GIVEN REQUEST —
Retype the records below exactly as they appear, but leave out any pictures.

** begin EXTRACTED DATA **

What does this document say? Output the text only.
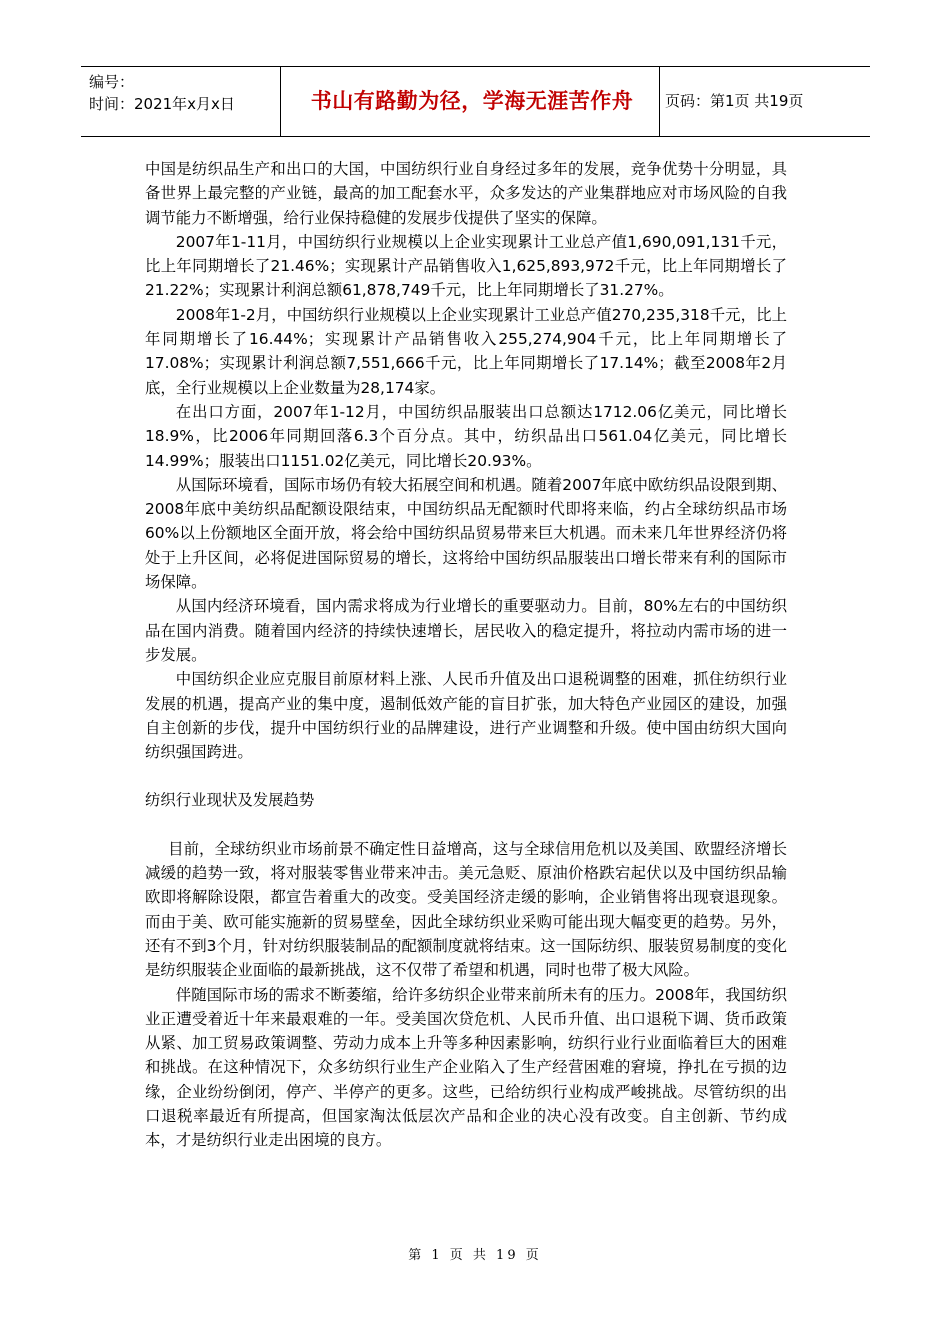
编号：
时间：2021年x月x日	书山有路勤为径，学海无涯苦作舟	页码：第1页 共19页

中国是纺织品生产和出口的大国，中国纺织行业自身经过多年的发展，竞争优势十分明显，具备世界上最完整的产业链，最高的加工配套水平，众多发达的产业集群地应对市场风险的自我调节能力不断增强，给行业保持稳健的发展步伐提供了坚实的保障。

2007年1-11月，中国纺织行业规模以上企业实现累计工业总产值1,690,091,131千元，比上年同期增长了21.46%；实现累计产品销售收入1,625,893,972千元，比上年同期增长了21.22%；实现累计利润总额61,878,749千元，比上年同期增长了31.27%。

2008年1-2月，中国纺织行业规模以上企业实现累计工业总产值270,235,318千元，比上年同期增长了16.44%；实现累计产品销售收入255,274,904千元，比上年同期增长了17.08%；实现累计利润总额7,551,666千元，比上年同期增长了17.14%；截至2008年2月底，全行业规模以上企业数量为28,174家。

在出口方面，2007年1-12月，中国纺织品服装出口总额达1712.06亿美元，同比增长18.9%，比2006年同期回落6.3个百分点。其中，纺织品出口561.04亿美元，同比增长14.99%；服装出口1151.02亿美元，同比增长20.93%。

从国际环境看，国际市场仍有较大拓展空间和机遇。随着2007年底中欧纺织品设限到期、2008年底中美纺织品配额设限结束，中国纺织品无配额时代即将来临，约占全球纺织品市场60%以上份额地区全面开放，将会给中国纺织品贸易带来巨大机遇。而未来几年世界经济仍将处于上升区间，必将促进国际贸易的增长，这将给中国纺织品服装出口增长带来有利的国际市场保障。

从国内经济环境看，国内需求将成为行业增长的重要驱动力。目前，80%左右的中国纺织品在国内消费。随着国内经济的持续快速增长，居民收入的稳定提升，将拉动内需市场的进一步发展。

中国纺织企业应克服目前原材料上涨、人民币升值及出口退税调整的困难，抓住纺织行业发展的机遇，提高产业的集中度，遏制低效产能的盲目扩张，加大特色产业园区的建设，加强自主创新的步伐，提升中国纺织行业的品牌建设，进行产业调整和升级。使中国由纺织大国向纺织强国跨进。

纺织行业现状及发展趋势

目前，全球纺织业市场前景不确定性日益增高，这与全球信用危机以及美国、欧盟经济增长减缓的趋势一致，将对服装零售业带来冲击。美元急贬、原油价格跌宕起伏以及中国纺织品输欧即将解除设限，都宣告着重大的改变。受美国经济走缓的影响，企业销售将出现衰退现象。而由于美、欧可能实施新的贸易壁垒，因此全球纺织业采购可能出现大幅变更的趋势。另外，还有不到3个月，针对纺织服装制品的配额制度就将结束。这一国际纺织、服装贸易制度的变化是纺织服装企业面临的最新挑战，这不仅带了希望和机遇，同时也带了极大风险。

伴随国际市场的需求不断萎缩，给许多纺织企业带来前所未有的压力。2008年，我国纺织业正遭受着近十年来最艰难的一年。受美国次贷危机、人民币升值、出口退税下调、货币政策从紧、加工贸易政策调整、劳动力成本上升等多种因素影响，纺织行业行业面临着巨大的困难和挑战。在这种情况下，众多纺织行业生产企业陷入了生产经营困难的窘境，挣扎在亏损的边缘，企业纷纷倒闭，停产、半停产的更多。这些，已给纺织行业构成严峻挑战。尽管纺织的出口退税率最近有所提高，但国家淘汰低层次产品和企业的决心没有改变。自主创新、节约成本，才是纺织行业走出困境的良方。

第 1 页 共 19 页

** end EXTRACTED DATA **

RESPONSE TO THIS EXERCISE —
What does this document say? Output the text only.
编号：
时间：2021年x月x日	书山有路勤为径，学海无涯苦作舟	页码：第1页 共19页

中国是纺织品生产和出口的大国，中国纺织行业自身经过多年的发展，竞争优势十分明显，具备世界上最完整的产业链，最高的加工配套水平，众多发达的产业集群地应对市场风险的自我调节能力不断增强，给行业保持稳健的发展步伐提供了坚实的保障。

2007年1-11月，中国纺织行业规模以上企业实现累计工业总产值1,690,091,131千元，比上年同期增长了21.46%；实现累计产品销售收入1,625,893,972千元，比上年同期增长了21.22%；实现累计利润总额61,878,749千元，比上年同期增长了31.27%。

2008年1-2月，中国纺织行业规模以上企业实现累计工业总产值270,235,318千元，比上年同期增长了16.44%；实现累计产品销售收入255,274,904千元，比上年同期增长了17.08%；实现累计利润总额7,551,666千元，比上年同期增长了17.14%；截至2008年2月底，全行业规模以上企业数量为28,174家。

在出口方面，2007年1-12月，中国纺织品服装出口总额达1712.06亿美元，同比增长18.9%，比2006年同期回落6.3个百分点。其中，纺织品出口561.04亿美元，同比增长14.99%；服装出口1151.02亿美元，同比增长20.93%。

从国际环境看，国际市场仍有较大拓展空间和机遇。随着2007年底中欧纺织品设限到期、2008年底中美纺织品配额设限结束，中国纺织品无配额时代即将来临，约占全球纺织品市场60%以上份额地区全面开放，将会给中国纺织品贸易带来巨大机遇。而未来几年世界经济仍将处于上升区间，必将促进国际贸易的增长，这将给中国纺织品服装出口增长带来有利的国际市场保障。

从国内经济环境看，国内需求将成为行业增长的重要驱动力。目前，80%左右的中国纺织品在国内消费。随着国内经济的持续快速增长，居民收入的稳定提升，将拉动内需市场的进一步发展。

中国纺织企业应克服目前原材料上涨、人民币升值及出口退税调整的困难，抓住纺织行业发展的机遇，提高产业的集中度，遏制低效产能的盲目扩张，加大特色产业园区的建设，加强自主创新的步伐，提升中国纺织行业的品牌建设，进行产业调整和升级。使中国由纺织大国向纺织强国跨进。

纺织行业现状及发展趋势

目前，全球纺织业市场前景不确定性日益增高，这与全球信用危机以及美国、欧盟经济增长减缓的趋势一致，将对服装零售业带来冲击。美元急贬、原油价格跌宕起伏以及中国纺织品输欧即将解除设限，都宣告着重大的改变。受美国经济走缓的影响，企业销售将出现衰退现象。而由于美、欧可能实施新的贸易壁垒，因此全球纺织业采购可能出现大幅变更的趋势。另外，还有不到3个月，针对纺织服装制品的配额制度就将结束。这一国际纺织、服装贸易制度的变化是纺织服装企业面临的最新挑战，这不仅带了希望和机遇，同时也带了极大风险。

伴随国际市场的需求不断萎缩，给许多纺织企业带来前所未有的压力。2008年，我国纺织业正遭受着近十年来最艰难的一年。受美国次贷危机、人民币升值、出口退税下调、货币政策从紧、加工贸易政策调整、劳动力成本上升等多种因素影响，纺织行业行业面临着巨大的困难和挑战。在这种情况下，众多纺织行业生产企业陷入了生产经营困难的窘境，挣扎在亏损的边缘，企业纷纷倒闭，停产、半停产的更多。这些，已给纺织行业构成严峻挑战。尽管纺织的出口退税率最近有所提高，但国家淘汰低层次产品和企业的决心没有改变。自主创新、节约成本，才是纺织行业走出困境的良方。

第 1 页 共 19 页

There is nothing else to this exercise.